WORK INSTRUCTIONS ▸
Every line below is to be quoted exactly, with nothing added or dropped.

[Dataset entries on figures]
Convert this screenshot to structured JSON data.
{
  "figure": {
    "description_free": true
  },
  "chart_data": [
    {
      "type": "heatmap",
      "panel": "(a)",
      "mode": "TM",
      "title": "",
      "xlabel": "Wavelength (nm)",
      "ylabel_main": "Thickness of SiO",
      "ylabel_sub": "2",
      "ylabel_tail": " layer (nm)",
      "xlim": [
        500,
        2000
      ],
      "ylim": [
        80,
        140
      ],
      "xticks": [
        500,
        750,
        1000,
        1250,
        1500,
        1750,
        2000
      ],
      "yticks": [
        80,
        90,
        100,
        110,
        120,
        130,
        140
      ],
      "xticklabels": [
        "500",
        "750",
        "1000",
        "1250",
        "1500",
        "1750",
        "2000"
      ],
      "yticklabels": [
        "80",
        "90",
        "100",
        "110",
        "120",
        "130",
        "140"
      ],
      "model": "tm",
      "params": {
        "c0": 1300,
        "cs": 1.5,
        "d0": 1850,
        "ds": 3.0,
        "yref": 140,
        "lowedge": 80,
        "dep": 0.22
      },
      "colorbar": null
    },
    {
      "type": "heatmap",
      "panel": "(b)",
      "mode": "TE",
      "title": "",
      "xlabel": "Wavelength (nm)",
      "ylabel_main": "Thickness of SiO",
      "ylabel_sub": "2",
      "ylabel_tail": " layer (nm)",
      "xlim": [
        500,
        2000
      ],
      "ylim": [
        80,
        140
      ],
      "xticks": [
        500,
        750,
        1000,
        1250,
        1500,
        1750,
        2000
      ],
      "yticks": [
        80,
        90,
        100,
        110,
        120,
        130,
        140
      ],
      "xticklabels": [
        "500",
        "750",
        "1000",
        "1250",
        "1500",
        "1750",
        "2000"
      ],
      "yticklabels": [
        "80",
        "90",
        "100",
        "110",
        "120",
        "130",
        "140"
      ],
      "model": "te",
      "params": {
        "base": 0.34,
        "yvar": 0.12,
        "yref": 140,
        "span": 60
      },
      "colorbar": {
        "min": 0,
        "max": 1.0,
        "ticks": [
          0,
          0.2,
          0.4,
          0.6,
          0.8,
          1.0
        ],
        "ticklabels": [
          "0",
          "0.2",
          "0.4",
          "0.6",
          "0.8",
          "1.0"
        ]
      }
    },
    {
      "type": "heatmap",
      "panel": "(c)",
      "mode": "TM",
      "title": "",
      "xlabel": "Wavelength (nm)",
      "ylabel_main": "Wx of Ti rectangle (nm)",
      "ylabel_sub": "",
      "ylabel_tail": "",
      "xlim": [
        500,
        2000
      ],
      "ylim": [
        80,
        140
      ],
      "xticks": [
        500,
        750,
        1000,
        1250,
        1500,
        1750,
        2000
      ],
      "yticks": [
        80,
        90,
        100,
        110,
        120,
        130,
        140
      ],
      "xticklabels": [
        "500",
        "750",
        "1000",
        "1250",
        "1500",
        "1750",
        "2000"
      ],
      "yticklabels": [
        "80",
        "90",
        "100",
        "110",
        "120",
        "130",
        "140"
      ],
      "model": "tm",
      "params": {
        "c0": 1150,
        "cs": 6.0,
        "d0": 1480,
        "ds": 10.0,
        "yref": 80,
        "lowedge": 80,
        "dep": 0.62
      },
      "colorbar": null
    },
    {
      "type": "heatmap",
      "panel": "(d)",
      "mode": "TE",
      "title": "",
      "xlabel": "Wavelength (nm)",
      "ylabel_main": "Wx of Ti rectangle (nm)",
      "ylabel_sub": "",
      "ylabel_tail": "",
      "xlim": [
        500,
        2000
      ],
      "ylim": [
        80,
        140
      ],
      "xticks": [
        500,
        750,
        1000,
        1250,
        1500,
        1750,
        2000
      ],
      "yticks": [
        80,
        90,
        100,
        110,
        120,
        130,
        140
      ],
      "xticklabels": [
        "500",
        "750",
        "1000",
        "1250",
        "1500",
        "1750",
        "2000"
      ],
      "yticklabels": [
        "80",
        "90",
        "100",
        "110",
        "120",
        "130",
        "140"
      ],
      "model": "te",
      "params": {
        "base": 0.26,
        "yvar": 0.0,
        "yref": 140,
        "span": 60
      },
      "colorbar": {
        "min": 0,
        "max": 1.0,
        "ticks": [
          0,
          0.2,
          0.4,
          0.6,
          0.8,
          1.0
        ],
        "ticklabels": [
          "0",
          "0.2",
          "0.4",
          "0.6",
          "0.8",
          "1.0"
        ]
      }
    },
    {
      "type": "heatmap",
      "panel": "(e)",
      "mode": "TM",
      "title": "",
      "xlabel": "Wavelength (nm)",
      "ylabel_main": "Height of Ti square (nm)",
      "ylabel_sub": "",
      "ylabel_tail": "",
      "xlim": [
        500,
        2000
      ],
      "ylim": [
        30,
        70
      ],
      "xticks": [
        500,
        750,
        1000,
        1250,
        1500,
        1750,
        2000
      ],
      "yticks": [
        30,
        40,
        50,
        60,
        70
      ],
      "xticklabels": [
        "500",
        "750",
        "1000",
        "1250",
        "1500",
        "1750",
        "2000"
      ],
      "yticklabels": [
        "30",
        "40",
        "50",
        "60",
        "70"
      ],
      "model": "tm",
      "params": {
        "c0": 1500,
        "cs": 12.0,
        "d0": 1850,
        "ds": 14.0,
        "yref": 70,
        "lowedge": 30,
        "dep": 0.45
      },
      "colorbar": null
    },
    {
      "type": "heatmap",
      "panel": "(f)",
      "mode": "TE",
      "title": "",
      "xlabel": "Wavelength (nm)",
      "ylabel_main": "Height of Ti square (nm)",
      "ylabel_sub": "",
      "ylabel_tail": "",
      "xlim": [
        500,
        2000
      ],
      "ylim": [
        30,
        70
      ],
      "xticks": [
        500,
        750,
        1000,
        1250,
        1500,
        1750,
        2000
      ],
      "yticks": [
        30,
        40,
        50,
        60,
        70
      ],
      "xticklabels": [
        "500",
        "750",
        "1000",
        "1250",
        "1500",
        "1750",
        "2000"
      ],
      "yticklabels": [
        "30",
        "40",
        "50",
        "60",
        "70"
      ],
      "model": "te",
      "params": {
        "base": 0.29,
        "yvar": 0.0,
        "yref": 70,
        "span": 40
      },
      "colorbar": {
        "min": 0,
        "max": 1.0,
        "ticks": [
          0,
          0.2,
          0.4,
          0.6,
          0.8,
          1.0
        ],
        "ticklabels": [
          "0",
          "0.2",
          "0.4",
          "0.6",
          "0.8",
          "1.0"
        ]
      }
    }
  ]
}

THE REPLY ▸
Convert this screenshot to structured JSON data.
{
  "figure": {
    "description_free": true
  },
  "chart_data": [
    {
      "type": "heatmap",
      "panel": "(a)",
      "mode": "TM",
      "title": "",
      "xlabel": "Wavelength (nm)",
      "ylabel_main": "Thickness of SiO",
      "ylabel_sub": "2",
      "ylabel_tail": " layer (nm)",
      "xlim": [
        500,
        2000
      ],
      "ylim": [
        80,
        140
      ],
      "xticks": [
        500,
        750,
        1000,
        1250,
        1500,
        1750,
        2000
      ],
      "yticks": [
        80,
        90,
        100,
        110,
        120,
        130,
        140
      ],
      "xticklabels": [
        "500",
        "750",
        "1000",
        "1250",
        "1500",
        "1750",
        "2000"
      ],
      "yticklabels": [
        "80",
        "90",
        "100",
        "110",
        "120",
        "130",
        "140"
      ],
      "model": "tm",
      "params": {
        "c0": 1300,
        "cs": 1.5,
        "d0": 1850,
        "ds": 3.0,
        "yref": 140,
        "lowedge": 80,
        "dep": 0.22
      },
      "colorbar": null
    },
    {
      "type": "heatmap",
      "panel": "(b)",
      "mode": "TE",
      "title": "",
      "xlabel": "Wavelength (nm)",
      "ylabel_main": "Thickness of SiO",
      "ylabel_sub": "2",
      "ylabel_tail": " layer (nm)",
      "xlim": [
        500,
        2000
      ],
      "ylim": [
        80,
        140
      ],
      "xticks": [
        500,
        750,
        1000,
        1250,
        1500,
        1750,
        2000
      ],
      "yticks": [
        80,
        90,
        100,
        110,
        120,
        130,
        140
      ],
      "xticklabels": [
        "500",
        "750",
        "1000",
        "1250",
        "1500",
        "1750",
        "2000"
      ],
      "yticklabels": [
        "80",
        "90",
        "100",
        "110",
        "120",
        "130",
        "140"
      ],
      "model": "te",
      "params": {
        "base": 0.34,
        "yvar": 0.12,
        "yref": 140,
        "span": 60
      },
      "colorbar": {
        "min": 0,
        "max": 1.0,
        "ticks": [
          0,
          0.2,
          0.4,
          0.6,
          0.8,
          1.0
        ],
        "ticklabels": [
          "0",
          "0.2",
          "0.4",
          "0.6",
          "0.8",
          "1.0"
        ]
      }
    },
    {
      "type": "heatmap",
      "panel": "(c)",
      "mode": "TM",
      "title": "",
      "xlabel": "Wavelength (nm)",
      "ylabel_main": "Wx of Ti rectangle (nm)",
      "ylabel_sub": "",
      "ylabel_tail": "",
      "xlim": [
        500,
        2000
      ],
      "ylim": [
        80,
        140
      ],
      "xticks": [
        500,
        750,
        1000,
        1250,
        1500,
        1750,
        2000
      ],
      "yticks": [
        80,
        90,
        100,
        110,
        120,
        130,
        140
      ],
      "xticklabels": [
        "500",
        "750",
        "1000",
        "1250",
        "1500",
        "1750",
        "2000"
      ],
      "yticklabels": [
        "80",
        "90",
        "100",
        "110",
        "120",
        "130",
        "140"
      ],
      "model": "tm",
      "params": {
        "c0": 1150,
        "cs": 6.0,
        "d0": 1480,
        "ds": 10.0,
        "yref": 80,
        "lowedge": 80,
        "dep": 0.62
      },
      "colorbar": null
    },
    {
      "type": "heatmap",
      "panel": "(d)",
      "mode": "TE",
      "title": "",
      "xlabel": "Wavelength (nm)",
      "ylabel_main": "Wx of Ti rectangle (nm)",
      "ylabel_sub": "",
      "ylabel_tail": "",
      "xlim": [
        500,
        2000
      ],
      "ylim": [
        80,
        140
      ],
      "xticks": [
        500,
        750,
        1000,
        1250,
        1500,
        1750,
        2000
      ],
      "yticks": [
        80,
        90,
        100,
        110,
        120,
        130,
        140
      ],
      "xticklabels": [
        "500",
        "750",
        "1000",
        "1250",
        "1500",
        "1750",
        "2000"
      ],
      "yticklabels": [
        "80",
        "90",
        "100",
        "110",
        "120",
        "130",
        "140"
      ],
      "model": "te",
      "params": {
        "base": 0.26,
        "yvar": 0.0,
        "yref": 140,
        "span": 60
      },
      "colorbar": {
        "min": 0,
        "max": 1.0,
        "ticks": [
          0,
          0.2,
          0.4,
          0.6,
          0.8,
          1.0
        ],
        "ticklabels": [
          "0",
          "0.2",
          "0.4",
          "0.6",
          "0.8",
          "1.0"
        ]
      }
    },
    {
      "type": "heatmap",
      "panel": "(e)",
      "mode": "TM",
      "title": "",
      "xlabel": "Wavelength (nm)",
      "ylabel_main": "Height of Ti square (nm)",
      "ylabel_sub": "",
      "ylabel_tail": "",
      "xlim": [
        500,
        2000
      ],
      "ylim": [
        30,
        70
      ],
      "xticks": [
        500,
        750,
        1000,
        1250,
        1500,
        1750,
        2000
      ],
      "yticks": [
        30,
        40,
        50,
        60,
        70
      ],
      "xticklabels": [
        "500",
        "750",
        "1000",
        "1250",
        "1500",
        "1750",
        "2000"
      ],
      "yticklabels": [
        "30",
        "40",
        "50",
        "60",
        "70"
      ],
      "model": "tm",
      "params": {
        "c0": 1500,
        "cs": 12.0,
        "d0": 1850,
        "ds": 14.0,
        "yref": 70,
        "lowedge": 30,
        "dep": 0.45
      },
      "colorbar": null
    },
    {
      "type": "heatmap",
      "panel": "(f)",
      "mode": "TE",
      "title": "",
      "xlabel": "Wavelength (nm)",
      "ylabel_main": "Height of Ti square (nm)",
      "ylabel_sub": "",
      "ylabel_tail": "",
      "xlim": [
        500,
        2000
      ],
      "ylim": [
        30,
        70
      ],
      "xticks": [
        500,
        750,
        1000,
        1250,
        1500,
        1750,
        2000
      ],
      "yticks": [
        30,
        40,
        50,
        60,
        70
      ],
      "xticklabels": [
        "500",
        "750",
        "1000",
        "1250",
        "1500",
        "1750",
        "2000"
      ],
      "yticklabels": [
        "30",
        "40",
        "50",
        "60",
        "70"
      ],
      "model": "te",
      "params": {
        "base": 0.29,
        "yvar": 0.0,
        "yref": 70,
        "span": 40
      },
      "colorbar": {
        "min": 0,
        "max": 1.0,
        "ticks": [
          0,
          0.2,
          0.4,
          0.6,
          0.8,
          1.0
        ],
        "ticklabels": [
          "0",
          "0.2",
          "0.4",
          "0.6",
          "0.8",
          "1.0"
        ]
      }
    }
  ]
}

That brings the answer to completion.